[Your objective] Repeat the records from their first line through the line containing "title-bar: File Edit", swapping "Localize" for "Locate" and leaving everything else unchanged.

[Supplied material]
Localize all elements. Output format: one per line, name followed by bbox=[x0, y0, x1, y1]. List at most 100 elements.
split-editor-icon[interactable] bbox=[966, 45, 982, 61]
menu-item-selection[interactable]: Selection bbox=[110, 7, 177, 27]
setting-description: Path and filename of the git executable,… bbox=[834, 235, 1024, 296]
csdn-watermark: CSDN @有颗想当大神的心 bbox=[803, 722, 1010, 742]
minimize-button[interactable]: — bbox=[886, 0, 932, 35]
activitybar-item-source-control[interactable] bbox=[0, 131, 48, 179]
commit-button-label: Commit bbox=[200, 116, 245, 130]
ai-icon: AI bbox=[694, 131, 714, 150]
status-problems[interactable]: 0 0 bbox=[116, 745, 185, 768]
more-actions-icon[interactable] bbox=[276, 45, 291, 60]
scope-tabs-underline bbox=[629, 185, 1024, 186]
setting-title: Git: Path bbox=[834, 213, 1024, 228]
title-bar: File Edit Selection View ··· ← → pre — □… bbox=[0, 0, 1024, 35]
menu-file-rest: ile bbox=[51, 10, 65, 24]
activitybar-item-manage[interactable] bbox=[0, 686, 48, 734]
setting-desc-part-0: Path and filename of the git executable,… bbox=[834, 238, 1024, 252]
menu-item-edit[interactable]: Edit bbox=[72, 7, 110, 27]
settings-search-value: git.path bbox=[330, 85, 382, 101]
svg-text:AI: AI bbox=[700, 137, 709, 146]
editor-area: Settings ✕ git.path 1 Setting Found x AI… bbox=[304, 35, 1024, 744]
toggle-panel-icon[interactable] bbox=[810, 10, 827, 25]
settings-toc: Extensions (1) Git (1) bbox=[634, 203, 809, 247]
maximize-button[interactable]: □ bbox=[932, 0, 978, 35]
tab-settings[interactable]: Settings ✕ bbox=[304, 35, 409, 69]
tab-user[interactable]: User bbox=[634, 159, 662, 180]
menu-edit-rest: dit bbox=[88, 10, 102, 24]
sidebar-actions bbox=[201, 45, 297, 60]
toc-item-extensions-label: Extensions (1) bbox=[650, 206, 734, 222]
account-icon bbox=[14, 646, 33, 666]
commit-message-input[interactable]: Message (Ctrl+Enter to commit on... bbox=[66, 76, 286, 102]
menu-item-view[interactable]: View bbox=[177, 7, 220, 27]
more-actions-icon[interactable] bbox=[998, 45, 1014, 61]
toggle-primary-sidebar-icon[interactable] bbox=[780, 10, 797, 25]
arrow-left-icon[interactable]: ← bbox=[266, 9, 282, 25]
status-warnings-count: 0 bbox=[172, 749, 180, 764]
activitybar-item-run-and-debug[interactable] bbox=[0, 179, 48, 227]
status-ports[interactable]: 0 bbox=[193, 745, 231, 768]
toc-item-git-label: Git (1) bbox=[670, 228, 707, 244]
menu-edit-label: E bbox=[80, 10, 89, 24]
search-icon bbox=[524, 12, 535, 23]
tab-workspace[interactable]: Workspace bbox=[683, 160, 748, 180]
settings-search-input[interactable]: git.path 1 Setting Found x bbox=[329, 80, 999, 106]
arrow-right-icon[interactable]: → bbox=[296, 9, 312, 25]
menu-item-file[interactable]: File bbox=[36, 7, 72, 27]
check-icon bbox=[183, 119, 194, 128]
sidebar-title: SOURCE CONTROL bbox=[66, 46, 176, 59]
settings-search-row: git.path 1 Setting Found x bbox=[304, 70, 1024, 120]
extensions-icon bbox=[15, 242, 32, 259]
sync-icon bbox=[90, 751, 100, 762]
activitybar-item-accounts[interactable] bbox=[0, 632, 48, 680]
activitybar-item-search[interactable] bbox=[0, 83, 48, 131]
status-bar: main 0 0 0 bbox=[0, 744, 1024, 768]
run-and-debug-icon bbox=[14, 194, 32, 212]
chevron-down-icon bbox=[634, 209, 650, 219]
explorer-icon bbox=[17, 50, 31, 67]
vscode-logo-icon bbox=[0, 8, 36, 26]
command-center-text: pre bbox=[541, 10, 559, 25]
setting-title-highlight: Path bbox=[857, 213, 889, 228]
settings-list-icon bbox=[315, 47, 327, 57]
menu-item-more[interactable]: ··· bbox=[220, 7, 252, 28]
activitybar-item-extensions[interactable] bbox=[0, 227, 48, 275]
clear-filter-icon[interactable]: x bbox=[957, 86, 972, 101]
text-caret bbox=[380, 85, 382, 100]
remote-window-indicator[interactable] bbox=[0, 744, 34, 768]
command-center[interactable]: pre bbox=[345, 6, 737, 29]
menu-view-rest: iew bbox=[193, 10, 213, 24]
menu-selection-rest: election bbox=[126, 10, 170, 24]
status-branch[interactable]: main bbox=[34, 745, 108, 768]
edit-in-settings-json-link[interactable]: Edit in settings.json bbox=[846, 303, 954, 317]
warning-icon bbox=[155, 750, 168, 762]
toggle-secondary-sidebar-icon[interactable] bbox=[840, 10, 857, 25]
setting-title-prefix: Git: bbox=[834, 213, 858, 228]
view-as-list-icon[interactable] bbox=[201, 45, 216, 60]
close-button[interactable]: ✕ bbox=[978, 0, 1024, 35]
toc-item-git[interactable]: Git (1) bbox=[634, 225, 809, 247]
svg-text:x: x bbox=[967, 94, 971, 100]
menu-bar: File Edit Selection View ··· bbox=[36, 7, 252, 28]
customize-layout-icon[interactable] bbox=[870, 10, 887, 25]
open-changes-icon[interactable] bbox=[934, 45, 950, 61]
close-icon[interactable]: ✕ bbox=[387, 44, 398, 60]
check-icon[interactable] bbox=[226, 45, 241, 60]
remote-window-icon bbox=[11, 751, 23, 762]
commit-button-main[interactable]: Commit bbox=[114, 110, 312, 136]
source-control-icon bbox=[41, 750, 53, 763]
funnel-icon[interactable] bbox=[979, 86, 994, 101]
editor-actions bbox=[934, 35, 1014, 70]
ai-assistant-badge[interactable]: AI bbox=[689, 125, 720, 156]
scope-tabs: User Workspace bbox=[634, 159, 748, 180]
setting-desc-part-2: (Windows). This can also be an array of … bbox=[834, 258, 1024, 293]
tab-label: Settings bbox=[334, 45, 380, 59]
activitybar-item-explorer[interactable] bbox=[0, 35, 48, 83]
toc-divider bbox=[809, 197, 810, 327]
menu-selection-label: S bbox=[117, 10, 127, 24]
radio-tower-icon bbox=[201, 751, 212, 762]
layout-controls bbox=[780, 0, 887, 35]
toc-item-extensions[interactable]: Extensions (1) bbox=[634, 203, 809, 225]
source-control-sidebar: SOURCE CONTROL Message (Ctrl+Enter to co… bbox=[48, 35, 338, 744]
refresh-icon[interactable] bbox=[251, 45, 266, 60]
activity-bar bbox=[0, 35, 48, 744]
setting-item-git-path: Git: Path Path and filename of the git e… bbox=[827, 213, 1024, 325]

[Response for this exercise]
Locate all elements. Output format: one per line, name followed by bbox=[x0, y0, x1, y1]. List at most 100 elements.
split-editor-icon[interactable] bbox=[966, 45, 982, 61]
menu-item-selection[interactable]: Selection bbox=[110, 7, 177, 27]
setting-description: Path and filename of the git executable,… bbox=[834, 235, 1024, 296]
csdn-watermark: CSDN @有颗想当大神的心 bbox=[803, 722, 1010, 742]
minimize-button[interactable]: — bbox=[886, 0, 932, 35]
activitybar-item-source-control[interactable] bbox=[0, 131, 48, 179]
commit-button-label: Commit bbox=[200, 116, 245, 130]
ai-icon: AI bbox=[694, 131, 714, 150]
status-problems[interactable]: 0 0 bbox=[116, 745, 185, 768]
more-actions-icon[interactable] bbox=[276, 45, 291, 60]
scope-tabs-underline bbox=[629, 185, 1024, 186]
setting-title: Git: Path bbox=[834, 213, 1024, 228]
title-bar: File Edit Selection View ··· ← → pre — □… bbox=[0, 0, 1024, 35]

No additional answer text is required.